WRITTEN EXERCISE: The complete listing should be restated exactly.

#### EXTRACTED ENTRIES

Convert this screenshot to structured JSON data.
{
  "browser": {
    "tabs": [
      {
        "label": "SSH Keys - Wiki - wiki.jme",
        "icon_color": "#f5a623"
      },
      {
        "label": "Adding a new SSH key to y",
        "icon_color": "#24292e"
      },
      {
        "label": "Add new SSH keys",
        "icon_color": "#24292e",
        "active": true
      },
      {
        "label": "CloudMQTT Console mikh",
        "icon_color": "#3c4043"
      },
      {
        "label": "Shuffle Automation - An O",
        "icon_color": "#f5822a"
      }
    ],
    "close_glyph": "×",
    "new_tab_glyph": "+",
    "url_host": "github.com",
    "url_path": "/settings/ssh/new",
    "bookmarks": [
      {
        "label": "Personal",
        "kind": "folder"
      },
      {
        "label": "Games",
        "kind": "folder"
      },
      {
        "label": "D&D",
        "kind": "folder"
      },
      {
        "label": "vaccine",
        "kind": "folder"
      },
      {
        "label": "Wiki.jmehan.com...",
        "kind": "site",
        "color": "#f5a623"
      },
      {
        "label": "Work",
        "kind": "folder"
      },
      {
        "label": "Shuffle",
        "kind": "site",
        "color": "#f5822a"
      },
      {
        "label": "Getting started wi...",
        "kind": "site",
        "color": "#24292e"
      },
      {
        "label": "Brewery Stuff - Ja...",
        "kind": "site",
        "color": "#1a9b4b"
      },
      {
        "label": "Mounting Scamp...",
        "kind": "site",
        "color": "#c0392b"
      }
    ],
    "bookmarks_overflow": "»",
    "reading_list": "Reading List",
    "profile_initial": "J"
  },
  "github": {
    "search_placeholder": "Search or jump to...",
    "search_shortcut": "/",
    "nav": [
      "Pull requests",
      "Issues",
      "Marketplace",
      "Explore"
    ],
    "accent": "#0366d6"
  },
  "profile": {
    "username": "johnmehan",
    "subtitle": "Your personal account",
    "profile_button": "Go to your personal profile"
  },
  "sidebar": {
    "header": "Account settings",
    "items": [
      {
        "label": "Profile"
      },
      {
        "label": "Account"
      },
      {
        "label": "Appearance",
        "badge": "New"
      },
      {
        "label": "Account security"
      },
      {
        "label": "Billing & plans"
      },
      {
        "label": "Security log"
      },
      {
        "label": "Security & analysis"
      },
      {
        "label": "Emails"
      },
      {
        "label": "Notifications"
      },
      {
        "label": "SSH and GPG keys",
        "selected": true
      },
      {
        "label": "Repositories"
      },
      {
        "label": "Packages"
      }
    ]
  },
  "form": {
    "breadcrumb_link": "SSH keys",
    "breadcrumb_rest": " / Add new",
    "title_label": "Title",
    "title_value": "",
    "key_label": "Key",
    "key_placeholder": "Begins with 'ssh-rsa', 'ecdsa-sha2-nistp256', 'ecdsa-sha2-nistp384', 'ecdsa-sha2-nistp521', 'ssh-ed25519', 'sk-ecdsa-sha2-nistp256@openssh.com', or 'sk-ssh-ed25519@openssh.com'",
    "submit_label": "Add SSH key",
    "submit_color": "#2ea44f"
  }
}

########

EXPECTED ANSWER:
Convert this screenshot to structured JSON data.
{
  "browser": {
    "tabs": [
      {
        "label": "SSH Keys - Wiki - wiki.jme",
        "icon_color": "#f5a623"
      },
      {
        "label": "Adding a new SSH key to y",
        "icon_color": "#24292e"
      },
      {
        "label": "Add new SSH keys",
        "icon_color": "#24292e",
        "active": true
      },
      {
        "label": "CloudMQTT Console mikh",
        "icon_color": "#3c4043"
      },
      {
        "label": "Shuffle Automation - An O",
        "icon_color": "#f5822a"
      }
    ],
    "close_glyph": "×",
    "new_tab_glyph": "+",
    "url_host": "github.com",
    "url_path": "/settings/ssh/new",
    "bookmarks": [
      {
        "label": "Personal",
        "kind": "folder"
      },
      {
        "label": "Games",
        "kind": "folder"
      },
      {
        "label": "D&D",
        "kind": "folder"
      },
      {
        "label": "vaccine",
        "kind": "folder"
      },
      {
        "label": "Wiki.jmehan.com...",
        "kind": "site",
        "color": "#f5a623"
      },
      {
        "label": "Work",
        "kind": "folder"
      },
      {
        "label": "Shuffle",
        "kind": "site",
        "color": "#f5822a"
      },
      {
        "label": "Getting started wi...",
        "kind": "site",
        "color": "#24292e"
      },
      {
        "label": "Brewery Stuff - Ja...",
        "kind": "site",
        "color": "#1a9b4b"
      },
      {
        "label": "Mounting Scamp...",
        "kind": "site",
        "color": "#c0392b"
      }
    ],
    "bookmarks_overflow": "»",
    "reading_list": "Reading List",
    "profile_initial": "J"
  },
  "github": {
    "search_placeholder": "Search or jump to...",
    "search_shortcut": "/",
    "nav": [
      "Pull requests",
      "Issues",
      "Marketplace",
      "Explore"
    ],
    "accent": "#0366d6"
  },
  "profile": {
    "username": "johnmehan",
    "subtitle": "Your personal account",
    "profile_button": "Go to your personal profile"
  },
  "sidebar": {
    "header": "Account settings",
    "items": [
      {
        "label": "Profile"
      },
      {
        "label": "Account"
      },
      {
        "label": "Appearance",
        "badge": "New"
      },
      {
        "label": "Account security"
      },
      {
        "label": "Billing & plans"
      },
      {
        "label": "Security log"
      },
      {
        "label": "Security & analysis"
      },
      {
        "label": "Emails"
      },
      {
        "label": "Notifications"
      },
      {
        "label": "SSH and GPG keys",
        "selected": true
      },
      {
        "label": "Repositories"
      },
      {
        "label": "Packages"
      }
    ]
  },
  "form": {
    "breadcrumb_link": "SSH keys",
    "breadcrumb_rest": " / Add new",
    "title_label": "Title",
    "title_value": "",
    "key_label": "Key",
    "key_placeholder": "Begins with 'ssh-rsa', 'ecdsa-sha2-nistp256', 'ecdsa-sha2-nistp384', 'ecdsa-sha2-nistp521', 'ssh-ed25519', 'sk-ecdsa-sha2-nistp256@openssh.com', or 'sk-ssh-ed25519@openssh.com'",
    "submit_label": "Add SSH key",
    "submit_color": "#2ea44f"
  }
}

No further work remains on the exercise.